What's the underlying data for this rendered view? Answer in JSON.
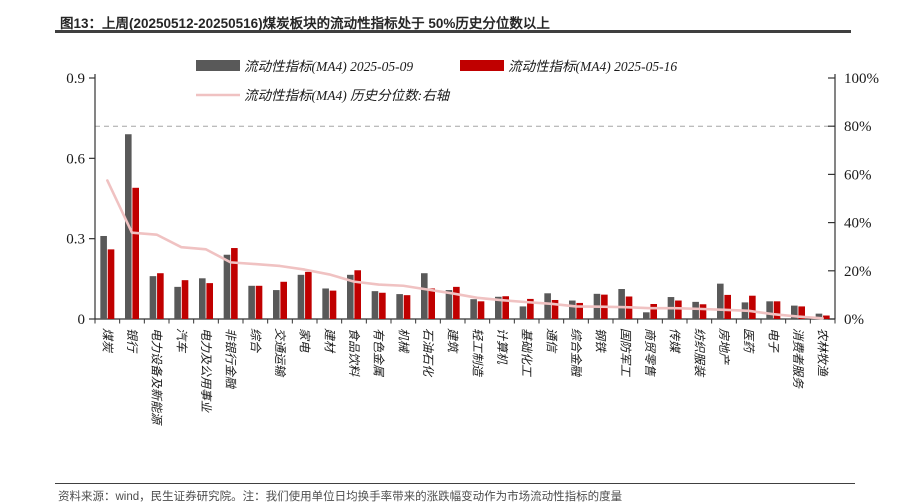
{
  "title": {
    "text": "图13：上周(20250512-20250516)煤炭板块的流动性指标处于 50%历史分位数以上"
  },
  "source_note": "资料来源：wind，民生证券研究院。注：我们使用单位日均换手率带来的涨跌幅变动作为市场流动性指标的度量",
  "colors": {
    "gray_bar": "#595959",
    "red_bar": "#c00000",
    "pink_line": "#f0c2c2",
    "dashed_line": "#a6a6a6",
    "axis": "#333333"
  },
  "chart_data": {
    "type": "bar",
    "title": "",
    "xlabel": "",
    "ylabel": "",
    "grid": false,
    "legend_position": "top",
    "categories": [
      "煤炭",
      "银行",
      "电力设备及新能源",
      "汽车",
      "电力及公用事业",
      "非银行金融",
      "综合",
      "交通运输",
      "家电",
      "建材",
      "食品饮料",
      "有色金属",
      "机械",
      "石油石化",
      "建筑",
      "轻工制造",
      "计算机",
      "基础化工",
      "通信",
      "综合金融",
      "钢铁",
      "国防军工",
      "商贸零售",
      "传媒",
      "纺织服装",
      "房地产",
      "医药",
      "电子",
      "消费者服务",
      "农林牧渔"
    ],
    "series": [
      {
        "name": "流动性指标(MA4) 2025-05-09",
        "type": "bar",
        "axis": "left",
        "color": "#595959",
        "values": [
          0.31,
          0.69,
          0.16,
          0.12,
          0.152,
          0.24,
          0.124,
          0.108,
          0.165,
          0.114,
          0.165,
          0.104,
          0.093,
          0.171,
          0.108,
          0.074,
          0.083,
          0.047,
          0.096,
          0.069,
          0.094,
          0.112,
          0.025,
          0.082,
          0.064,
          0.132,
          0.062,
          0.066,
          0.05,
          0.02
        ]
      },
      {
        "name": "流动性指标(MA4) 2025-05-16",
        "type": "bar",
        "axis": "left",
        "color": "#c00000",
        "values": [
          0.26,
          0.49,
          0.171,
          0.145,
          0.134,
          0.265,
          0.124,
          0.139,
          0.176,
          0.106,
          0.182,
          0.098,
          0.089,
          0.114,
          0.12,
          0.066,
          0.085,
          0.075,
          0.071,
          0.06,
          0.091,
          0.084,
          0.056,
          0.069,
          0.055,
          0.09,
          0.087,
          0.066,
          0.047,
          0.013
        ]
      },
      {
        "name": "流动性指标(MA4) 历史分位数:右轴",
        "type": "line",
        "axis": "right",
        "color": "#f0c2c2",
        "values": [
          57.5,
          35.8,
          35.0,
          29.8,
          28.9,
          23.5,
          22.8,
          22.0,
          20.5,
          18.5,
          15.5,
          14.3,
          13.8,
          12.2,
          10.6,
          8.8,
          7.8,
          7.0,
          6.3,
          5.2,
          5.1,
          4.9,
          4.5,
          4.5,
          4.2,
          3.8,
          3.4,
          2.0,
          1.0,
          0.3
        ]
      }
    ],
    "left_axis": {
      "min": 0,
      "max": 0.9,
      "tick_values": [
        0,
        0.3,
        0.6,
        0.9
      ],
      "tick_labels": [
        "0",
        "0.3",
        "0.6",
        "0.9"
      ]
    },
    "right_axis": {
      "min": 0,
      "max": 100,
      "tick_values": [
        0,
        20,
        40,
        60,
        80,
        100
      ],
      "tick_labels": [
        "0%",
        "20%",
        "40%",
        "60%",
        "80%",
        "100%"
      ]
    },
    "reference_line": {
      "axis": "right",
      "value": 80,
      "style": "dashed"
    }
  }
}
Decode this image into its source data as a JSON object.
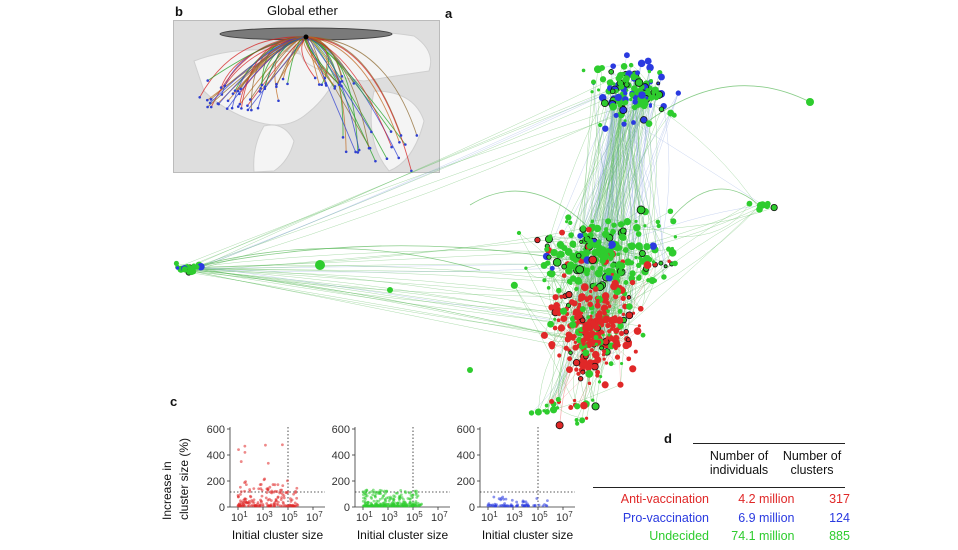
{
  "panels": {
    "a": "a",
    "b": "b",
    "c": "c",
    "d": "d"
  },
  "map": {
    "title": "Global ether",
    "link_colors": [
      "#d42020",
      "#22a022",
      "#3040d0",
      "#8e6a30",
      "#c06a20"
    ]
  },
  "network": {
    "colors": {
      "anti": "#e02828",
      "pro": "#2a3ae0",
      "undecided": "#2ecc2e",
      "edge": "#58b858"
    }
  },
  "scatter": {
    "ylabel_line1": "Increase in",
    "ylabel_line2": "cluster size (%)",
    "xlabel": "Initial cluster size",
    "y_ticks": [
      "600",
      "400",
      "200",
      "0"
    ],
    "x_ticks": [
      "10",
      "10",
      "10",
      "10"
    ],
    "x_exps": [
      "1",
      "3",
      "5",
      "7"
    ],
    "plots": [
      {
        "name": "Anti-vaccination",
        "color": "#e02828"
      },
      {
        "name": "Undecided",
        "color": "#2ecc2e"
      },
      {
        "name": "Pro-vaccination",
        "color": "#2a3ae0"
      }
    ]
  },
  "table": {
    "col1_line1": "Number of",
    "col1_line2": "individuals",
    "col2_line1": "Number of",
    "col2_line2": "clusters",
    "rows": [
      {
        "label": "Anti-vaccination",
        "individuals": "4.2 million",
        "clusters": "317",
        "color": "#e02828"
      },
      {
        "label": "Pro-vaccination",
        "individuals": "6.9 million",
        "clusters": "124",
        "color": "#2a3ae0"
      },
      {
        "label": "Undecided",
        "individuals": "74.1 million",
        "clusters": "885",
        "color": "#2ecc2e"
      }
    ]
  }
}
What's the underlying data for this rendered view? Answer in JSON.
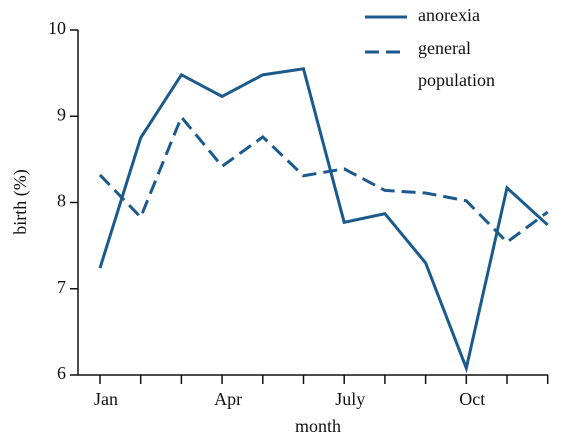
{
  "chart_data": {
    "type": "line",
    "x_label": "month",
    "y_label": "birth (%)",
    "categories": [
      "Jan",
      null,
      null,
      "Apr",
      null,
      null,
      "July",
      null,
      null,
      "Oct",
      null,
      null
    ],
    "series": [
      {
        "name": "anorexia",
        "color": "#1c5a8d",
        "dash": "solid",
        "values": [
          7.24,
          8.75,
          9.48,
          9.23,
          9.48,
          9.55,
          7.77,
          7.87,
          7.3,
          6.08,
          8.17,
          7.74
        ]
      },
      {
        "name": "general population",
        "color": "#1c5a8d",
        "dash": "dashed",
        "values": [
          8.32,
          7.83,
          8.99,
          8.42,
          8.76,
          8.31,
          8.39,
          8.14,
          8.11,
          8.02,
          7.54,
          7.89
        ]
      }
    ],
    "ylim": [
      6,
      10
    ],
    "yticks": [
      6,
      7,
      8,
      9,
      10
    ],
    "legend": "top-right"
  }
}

---------------

Work required → Leave every image out, and retype the material exactly.

Result for this task →
What's the underlying data for this rendered view? Answer in JSON.
{
  "title": {
    "text": "图13：上周(20250512-20250516)煤炭板块的流动性指标处于 50%历史分位数以上"
  },
  "source_note": "资料来源：wind，民生证券研究院。注：我们使用单位日均换手率带来的涨跌幅变动作为市场流动性指标的度量",
  "colors": {
    "gray_bar": "#595959",
    "red_bar": "#c00000",
    "pink_line": "#f0c2c2",
    "dashed_line": "#a6a6a6",
    "axis": "#333333"
  },
  "chart_data": {
    "type": "bar",
    "title": "",
    "xlabel": "",
    "ylabel": "",
    "grid": false,
    "legend_position": "top",
    "categories": [
      "煤炭",
      "银行",
      "电力设备及新能源",
      "汽车",
      "电力及公用事业",
      "非银行金融",
      "综合",
      "交通运输",
      "家电",
      "建材",
      "食品饮料",
      "有色金属",
      "机械",
      "石油石化",
      "建筑",
      "轻工制造",
      "计算机",
      "基础化工",
      "通信",
      "综合金融",
      "钢铁",
      "国防军工",
      "商贸零售",
      "传媒",
      "纺织服装",
      "房地产",
      "医药",
      "电子",
      "消费者服务",
      "农林牧渔"
    ],
    "series": [
      {
        "name": "流动性指标(MA4) 2025-05-09",
        "type": "bar",
        "axis": "left",
        "color": "#595959",
        "values": [
          0.31,
          0.69,
          0.16,
          0.12,
          0.152,
          0.24,
          0.124,
          0.108,
          0.165,
          0.114,
          0.165,
          0.104,
          0.093,
          0.171,
          0.108,
          0.074,
          0.083,
          0.047,
          0.096,
          0.069,
          0.094,
          0.112,
          0.025,
          0.082,
          0.064,
          0.132,
          0.062,
          0.066,
          0.05,
          0.02
        ]
      },
      {
        "name": "流动性指标(MA4) 2025-05-16",
        "type": "bar",
        "axis": "left",
        "color": "#c00000",
        "values": [
          0.26,
          0.49,
          0.171,
          0.145,
          0.134,
          0.265,
          0.124,
          0.139,
          0.176,
          0.106,
          0.182,
          0.098,
          0.089,
          0.114,
          0.12,
          0.066,
          0.085,
          0.075,
          0.071,
          0.06,
          0.091,
          0.084,
          0.056,
          0.069,
          0.055,
          0.09,
          0.087,
          0.066,
          0.047,
          0.013
        ]
      },
      {
        "name": "流动性指标(MA4) 历史分位数:右轴",
        "type": "line",
        "axis": "right",
        "color": "#f0c2c2",
        "values": [
          57.5,
          35.8,
          35.0,
          29.8,
          28.9,
          23.5,
          22.8,
          22.0,
          20.5,
          18.5,
          15.5,
          14.3,
          13.8,
          12.2,
          10.6,
          8.8,
          7.8,
          7.0,
          6.3,
          5.2,
          5.1,
          4.9,
          4.5,
          4.5,
          4.2,
          3.8,
          3.4,
          2.0,
          1.0,
          0.3
        ]
      }
    ],
    "left_axis": {
      "min": 0,
      "max": 0.9,
      "tick_values": [
        0,
        0.3,
        0.6,
        0.9
      ],
      "tick_labels": [
        "0",
        "0.3",
        "0.6",
        "0.9"
      ]
    },
    "right_axis": {
      "min": 0,
      "max": 100,
      "tick_values": [
        0,
        20,
        40,
        60,
        80,
        100
      ],
      "tick_labels": [
        "0%",
        "20%",
        "40%",
        "60%",
        "80%",
        "100%"
      ]
    },
    "reference_line": {
      "axis": "right",
      "value": 80,
      "style": "dashed"
    }
  }
}
Decode this image into its source data as a JSON object.
{
  "panels": {
    "a": "a",
    "b": "b",
    "c": "c",
    "d": "d"
  },
  "map": {
    "title": "Global ether",
    "link_colors": [
      "#d42020",
      "#22a022",
      "#3040d0",
      "#8e6a30",
      "#c06a20"
    ]
  },
  "network": {
    "colors": {
      "anti": "#e02828",
      "pro": "#2a3ae0",
      "undecided": "#2ecc2e",
      "edge": "#58b858"
    }
  },
  "scatter": {
    "ylabel_line1": "Increase in",
    "ylabel_line2": "cluster size (%)",
    "xlabel": "Initial cluster size",
    "y_ticks": [
      "600",
      "400",
      "200",
      "0"
    ],
    "x_ticks": [
      "10",
      "10",
      "10",
      "10"
    ],
    "x_exps": [
      "1",
      "3",
      "5",
      "7"
    ],
    "plots": [
      {
        "name": "Anti-vaccination",
        "color": "#e02828"
      },
      {
        "name": "Undecided",
        "color": "#2ecc2e"
      },
      {
        "name": "Pro-vaccination",
        "color": "#2a3ae0"
      }
    ]
  },
  "table": {
    "col1_line1": "Number of",
    "col1_line2": "individuals",
    "col2_line1": "Number of",
    "col2_line2": "clusters",
    "rows": [
      {
        "label": "Anti-vaccination",
        "individuals": "4.2 million",
        "clusters": "317",
        "color": "#e02828"
      },
      {
        "label": "Pro-vaccination",
        "individuals": "6.9 million",
        "clusters": "124",
        "color": "#2a3ae0"
      },
      {
        "label": "Undecided",
        "individuals": "74.1 million",
        "clusters": "885",
        "color": "#2ecc2e"
      }
    ]
  }
}
What's the underlying data for this rendered view? Answer in JSON.
{
  "chart_data": {
    "type": "line",
    "x_label": "month",
    "y_label": "birth (%)",
    "categories": [
      "Jan",
      null,
      null,
      "Apr",
      null,
      null,
      "July",
      null,
      null,
      "Oct",
      null,
      null
    ],
    "series": [
      {
        "name": "anorexia",
        "color": "#1c5a8d",
        "dash": "solid",
        "values": [
          7.24,
          8.75,
          9.48,
          9.23,
          9.48,
          9.55,
          7.77,
          7.87,
          7.3,
          6.08,
          8.17,
          7.74
        ]
      },
      {
        "name": "general population",
        "color": "#1c5a8d",
        "dash": "dashed",
        "values": [
          8.32,
          7.83,
          8.99,
          8.42,
          8.76,
          8.31,
          8.39,
          8.14,
          8.11,
          8.02,
          7.54,
          7.89
        ]
      }
    ],
    "ylim": [
      6,
      10
    ],
    "yticks": [
      6,
      7,
      8,
      9,
      10
    ],
    "legend": "top-right"
  }
}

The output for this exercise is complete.